# [GOAL OF THE EXERCISE]
Wherever the word "Parc" appears in a line, extract that line.

● ● ● ●

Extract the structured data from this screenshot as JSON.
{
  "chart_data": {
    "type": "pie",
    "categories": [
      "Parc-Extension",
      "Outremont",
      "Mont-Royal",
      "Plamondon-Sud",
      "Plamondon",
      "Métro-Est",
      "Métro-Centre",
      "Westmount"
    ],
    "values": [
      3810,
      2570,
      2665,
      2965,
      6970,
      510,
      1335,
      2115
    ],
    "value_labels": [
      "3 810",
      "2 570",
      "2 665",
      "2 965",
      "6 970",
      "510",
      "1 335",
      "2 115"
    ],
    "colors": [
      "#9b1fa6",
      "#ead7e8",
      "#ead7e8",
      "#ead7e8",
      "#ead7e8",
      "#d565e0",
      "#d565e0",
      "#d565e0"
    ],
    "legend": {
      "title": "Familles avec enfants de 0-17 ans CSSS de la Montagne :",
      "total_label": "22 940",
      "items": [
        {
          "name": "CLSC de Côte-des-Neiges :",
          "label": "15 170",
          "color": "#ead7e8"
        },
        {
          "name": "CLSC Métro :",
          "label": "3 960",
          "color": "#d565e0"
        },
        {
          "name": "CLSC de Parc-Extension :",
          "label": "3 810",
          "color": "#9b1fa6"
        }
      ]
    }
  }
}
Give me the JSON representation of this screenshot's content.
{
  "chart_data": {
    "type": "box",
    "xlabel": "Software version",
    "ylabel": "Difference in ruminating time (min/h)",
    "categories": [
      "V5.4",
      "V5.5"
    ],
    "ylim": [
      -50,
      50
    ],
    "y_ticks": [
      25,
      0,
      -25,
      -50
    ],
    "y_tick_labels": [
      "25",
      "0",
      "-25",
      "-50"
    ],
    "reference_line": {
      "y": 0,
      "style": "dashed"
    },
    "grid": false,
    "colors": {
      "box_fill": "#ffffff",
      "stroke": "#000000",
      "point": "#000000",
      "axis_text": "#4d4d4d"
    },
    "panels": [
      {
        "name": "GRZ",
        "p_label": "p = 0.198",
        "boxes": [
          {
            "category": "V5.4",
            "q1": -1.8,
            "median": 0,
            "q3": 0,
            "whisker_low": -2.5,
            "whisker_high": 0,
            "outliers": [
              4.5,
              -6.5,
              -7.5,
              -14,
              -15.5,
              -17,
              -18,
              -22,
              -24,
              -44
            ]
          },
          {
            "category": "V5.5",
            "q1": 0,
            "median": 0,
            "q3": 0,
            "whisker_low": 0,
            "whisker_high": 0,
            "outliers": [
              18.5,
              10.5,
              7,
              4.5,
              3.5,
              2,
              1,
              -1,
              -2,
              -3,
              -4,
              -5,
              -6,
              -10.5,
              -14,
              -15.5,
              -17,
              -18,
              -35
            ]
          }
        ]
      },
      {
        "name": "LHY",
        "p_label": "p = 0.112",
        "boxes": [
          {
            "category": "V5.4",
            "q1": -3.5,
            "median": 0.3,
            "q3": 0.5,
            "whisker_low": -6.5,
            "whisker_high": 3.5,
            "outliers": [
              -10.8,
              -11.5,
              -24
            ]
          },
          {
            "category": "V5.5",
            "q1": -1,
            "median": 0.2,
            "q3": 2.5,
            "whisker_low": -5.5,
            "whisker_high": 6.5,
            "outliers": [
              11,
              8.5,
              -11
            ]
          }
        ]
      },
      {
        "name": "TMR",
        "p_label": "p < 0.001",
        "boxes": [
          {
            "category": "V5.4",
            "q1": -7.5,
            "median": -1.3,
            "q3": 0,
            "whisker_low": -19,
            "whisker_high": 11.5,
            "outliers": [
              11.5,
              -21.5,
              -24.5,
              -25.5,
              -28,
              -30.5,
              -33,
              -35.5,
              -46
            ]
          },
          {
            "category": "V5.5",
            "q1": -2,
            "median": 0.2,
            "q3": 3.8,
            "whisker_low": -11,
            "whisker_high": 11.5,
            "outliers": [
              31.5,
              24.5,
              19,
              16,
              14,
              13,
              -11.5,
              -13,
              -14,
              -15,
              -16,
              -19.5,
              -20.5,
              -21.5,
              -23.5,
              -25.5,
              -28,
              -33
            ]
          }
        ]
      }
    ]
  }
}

● ● ● ●

# [REPLY]
      "Parc-Extension",
          "name": "CLSC de Parc-Extension :",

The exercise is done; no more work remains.